━━━━━ Records for the exercise

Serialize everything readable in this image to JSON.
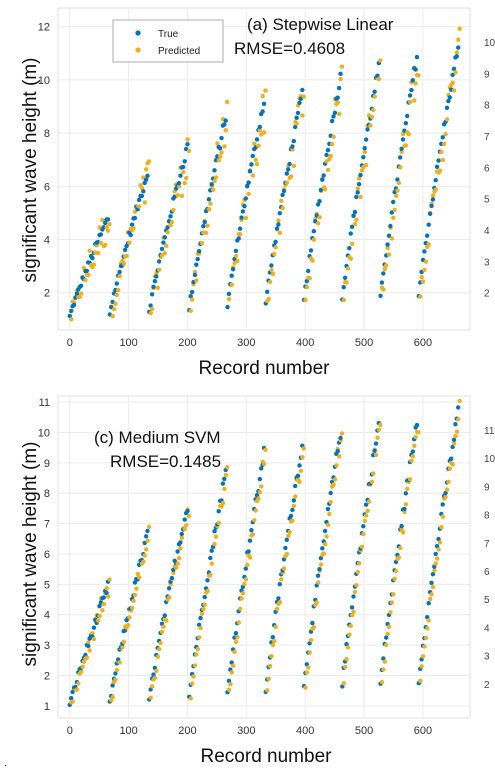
{
  "colors": {
    "true": "#0072BD",
    "predicted": "#EDB120"
  },
  "chart_data": [
    {
      "type": "scatter",
      "panel_label": "(a)  Stepwise Linear",
      "metric": "RMSE=0.4608",
      "xlabel": "Record number",
      "ylabel": "significant wave height (m)",
      "xlim": [
        -20,
        680
      ],
      "ylim": [
        0.6,
        12.7
      ],
      "xticks": [
        "0",
        "100",
        "200",
        "300",
        "400",
        "500",
        "600"
      ],
      "yticks": [
        "2",
        "4",
        "6",
        "8",
        "10",
        "12"
      ],
      "legend": {
        "placement": "top-left",
        "entries": [
          "True",
          "Predicted"
        ]
      },
      "grid": true,
      "right_edge_ticks": [
        "10",
        "9",
        "8",
        "7",
        "6",
        "5",
        "4",
        "3",
        "2"
      ],
      "cycles": [
        {
          "start": 0,
          "end": 65,
          "low": 1.1,
          "high": 4.8
        },
        {
          "start": 68,
          "end": 132,
          "low": 1.2,
          "high": 6.5
        },
        {
          "start": 135,
          "end": 200,
          "low": 1.3,
          "high": 7.5
        },
        {
          "start": 203,
          "end": 265,
          "low": 1.4,
          "high": 8.6
        },
        {
          "start": 268,
          "end": 330,
          "low": 1.5,
          "high": 9.2
        },
        {
          "start": 333,
          "end": 395,
          "low": 1.6,
          "high": 9.5
        },
        {
          "start": 398,
          "end": 460,
          "low": 1.7,
          "high": 10.1
        },
        {
          "start": 463,
          "end": 525,
          "low": 1.8,
          "high": 10.5
        },
        {
          "start": 528,
          "end": 590,
          "low": 1.8,
          "high": 10.9
        },
        {
          "start": 593,
          "end": 660,
          "low": 1.9,
          "high": 11.3
        }
      ],
      "series": [
        {
          "name": "True",
          "noise": 0.1
        },
        {
          "name": "Predicted",
          "noise": 0.55
        }
      ]
    },
    {
      "type": "scatter",
      "panel_label": "(c)  Medium SVM",
      "metric": "RMSE=0.1485",
      "xlabel": "Record number",
      "ylabel": "significant wave height (m)",
      "xlim": [
        -20,
        680
      ],
      "ylim": [
        0.6,
        11.2
      ],
      "xticks": [
        "0",
        "100",
        "200",
        "300",
        "400",
        "500",
        "600"
      ],
      "yticks": [
        "1",
        "2",
        "3",
        "4",
        "5",
        "6",
        "7",
        "8",
        "9",
        "10",
        "11"
      ],
      "grid": true,
      "right_edge_ticks": [
        "11",
        "10",
        "9",
        "8",
        "7",
        "6",
        "5",
        "4",
        "3",
        "2"
      ],
      "cycles": [
        {
          "start": 0,
          "end": 65,
          "low": 1.0,
          "high": 4.9
        },
        {
          "start": 68,
          "end": 132,
          "low": 1.1,
          "high": 6.6
        },
        {
          "start": 135,
          "end": 200,
          "low": 1.2,
          "high": 7.6
        },
        {
          "start": 203,
          "end": 265,
          "low": 1.3,
          "high": 8.7
        },
        {
          "start": 268,
          "end": 330,
          "low": 1.4,
          "high": 9.3
        },
        {
          "start": 333,
          "end": 395,
          "low": 1.5,
          "high": 9.6
        },
        {
          "start": 398,
          "end": 460,
          "low": 1.6,
          "high": 10.0
        },
        {
          "start": 463,
          "end": 525,
          "low": 1.7,
          "high": 10.3
        },
        {
          "start": 528,
          "end": 590,
          "low": 1.7,
          "high": 10.4
        },
        {
          "start": 593,
          "end": 660,
          "low": 1.8,
          "high": 10.7
        }
      ],
      "series": [
        {
          "name": "True",
          "noise": 0.1
        },
        {
          "name": "Predicted",
          "noise": 0.18
        }
      ]
    }
  ],
  "footer_mark": "."
}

━━━━━━━━━━

◆ **Problem details**
Identify all lines where the word "RMSE" shows up. Copy them.

◆ **The completed task**
      "metric": "RMSE=0.4608",
      "metric": "RMSE=0.1485",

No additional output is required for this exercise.